TASK REQUIREMENTS:
Copy every record word for word.

MATERIAL FOR THE TASK:
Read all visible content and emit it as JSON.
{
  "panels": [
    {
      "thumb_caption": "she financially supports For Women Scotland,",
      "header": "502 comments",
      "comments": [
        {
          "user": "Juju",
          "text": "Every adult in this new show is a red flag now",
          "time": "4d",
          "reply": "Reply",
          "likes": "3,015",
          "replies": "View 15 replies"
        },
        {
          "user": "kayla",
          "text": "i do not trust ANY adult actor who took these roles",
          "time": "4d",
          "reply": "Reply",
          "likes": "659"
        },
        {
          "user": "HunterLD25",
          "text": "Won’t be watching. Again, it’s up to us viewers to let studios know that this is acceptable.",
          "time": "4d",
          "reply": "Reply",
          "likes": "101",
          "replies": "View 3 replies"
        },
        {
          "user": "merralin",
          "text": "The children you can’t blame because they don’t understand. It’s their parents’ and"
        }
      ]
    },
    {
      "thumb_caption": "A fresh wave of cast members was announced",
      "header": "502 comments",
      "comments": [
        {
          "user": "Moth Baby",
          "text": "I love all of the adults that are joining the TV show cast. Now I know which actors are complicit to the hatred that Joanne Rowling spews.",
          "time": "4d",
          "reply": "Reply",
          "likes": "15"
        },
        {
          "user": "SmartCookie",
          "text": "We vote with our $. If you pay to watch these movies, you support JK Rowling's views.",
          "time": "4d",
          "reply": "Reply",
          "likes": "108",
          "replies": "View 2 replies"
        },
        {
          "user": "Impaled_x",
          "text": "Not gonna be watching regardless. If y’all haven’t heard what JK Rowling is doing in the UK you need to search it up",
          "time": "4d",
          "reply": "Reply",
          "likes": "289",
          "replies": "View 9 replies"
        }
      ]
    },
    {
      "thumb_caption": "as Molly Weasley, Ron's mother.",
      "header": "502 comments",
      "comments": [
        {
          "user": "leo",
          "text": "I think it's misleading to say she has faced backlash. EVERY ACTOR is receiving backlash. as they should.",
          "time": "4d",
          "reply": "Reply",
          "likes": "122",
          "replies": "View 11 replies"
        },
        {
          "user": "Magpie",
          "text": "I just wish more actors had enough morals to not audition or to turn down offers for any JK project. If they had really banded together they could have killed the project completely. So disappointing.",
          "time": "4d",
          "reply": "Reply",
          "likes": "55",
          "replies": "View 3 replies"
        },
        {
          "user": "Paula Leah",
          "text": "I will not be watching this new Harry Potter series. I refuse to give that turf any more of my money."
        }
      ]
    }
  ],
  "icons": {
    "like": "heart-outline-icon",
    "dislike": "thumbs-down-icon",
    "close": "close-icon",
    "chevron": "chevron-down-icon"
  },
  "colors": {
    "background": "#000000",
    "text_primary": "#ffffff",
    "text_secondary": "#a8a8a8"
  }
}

FINAL ANSWER:
Read all visible content and emit it as JSON.
{
  "panels": [
    {
      "thumb_caption": "she financially supports For Women Scotland,",
      "header": "502 comments",
      "comments": [
        {
          "user": "Juju",
          "text": "Every adult in this new show is a red flag now",
          "time": "4d",
          "reply": "Reply",
          "likes": "3,015",
          "replies": "View 15 replies"
        },
        {
          "user": "kayla",
          "text": "i do not trust ANY adult actor who took these roles",
          "time": "4d",
          "reply": "Reply",
          "likes": "659"
        },
        {
          "user": "HunterLD25",
          "text": "Won’t be watching. Again, it’s up to us viewers to let studios know that this is acceptable.",
          "time": "4d",
          "reply": "Reply",
          "likes": "101",
          "replies": "View 3 replies"
        },
        {
          "user": "merralin",
          "text": "The children you can’t blame because they don’t understand. It’s their parents’ and"
        }
      ]
    },
    {
      "thumb_caption": "A fresh wave of cast members was announced",
      "header": "502 comments",
      "comments": [
        {
          "user": "Moth Baby",
          "text": "I love all of the adults that are joining the TV show cast. Now I know which actors are complicit to the hatred that Joanne Rowling spews.",
          "time": "4d",
          "reply": "Reply",
          "likes": "15"
        },
        {
          "user": "SmartCookie",
          "text": "We vote with our $. If you pay to watch these movies, you support JK Rowling's views.",
          "time": "4d",
          "reply": "Reply",
          "likes": "108",
          "replies": "View 2 replies"
        },
        {
          "user": "Impaled_x",
          "text": "Not gonna be watching regardless. If y’all haven’t heard what JK Rowling is doing in the UK you need to search it up",
          "time": "4d",
          "reply": "Reply",
          "likes": "289",
          "replies": "View 9 replies"
        }
      ]
    },
    {
      "thumb_caption": "as Molly Weasley, Ron's mother.",
      "header": "502 comments",
      "comments": [
        {
          "user": "leo",
          "text": "I think it's misleading to say she has faced backlash. EVERY ACTOR is receiving backlash. as they should.",
          "time": "4d",
          "reply": "Reply",
          "likes": "122",
          "replies": "View 11 replies"
        },
        {
          "user": "Magpie",
          "text": "I just wish more actors had enough morals to not audition or to turn down offers for any JK project. If they had really banded together they could have killed the project completely. So disappointing.",
          "time": "4d",
          "reply": "Reply",
          "likes": "55",
          "replies": "View 3 replies"
        },
        {
          "user": "Paula Leah",
          "text": "I will not be watching this new Harry Potter series. I refuse to give that turf any more of my money."
        }
      ]
    }
  ],
  "icons": {
    "like": "heart-outline-icon",
    "dislike": "thumbs-down-icon",
    "close": "close-icon",
    "chevron": "chevron-down-icon"
  },
  "colors": {
    "background": "#000000",
    "text_primary": "#ffffff",
    "text_secondary": "#a8a8a8"
  }
}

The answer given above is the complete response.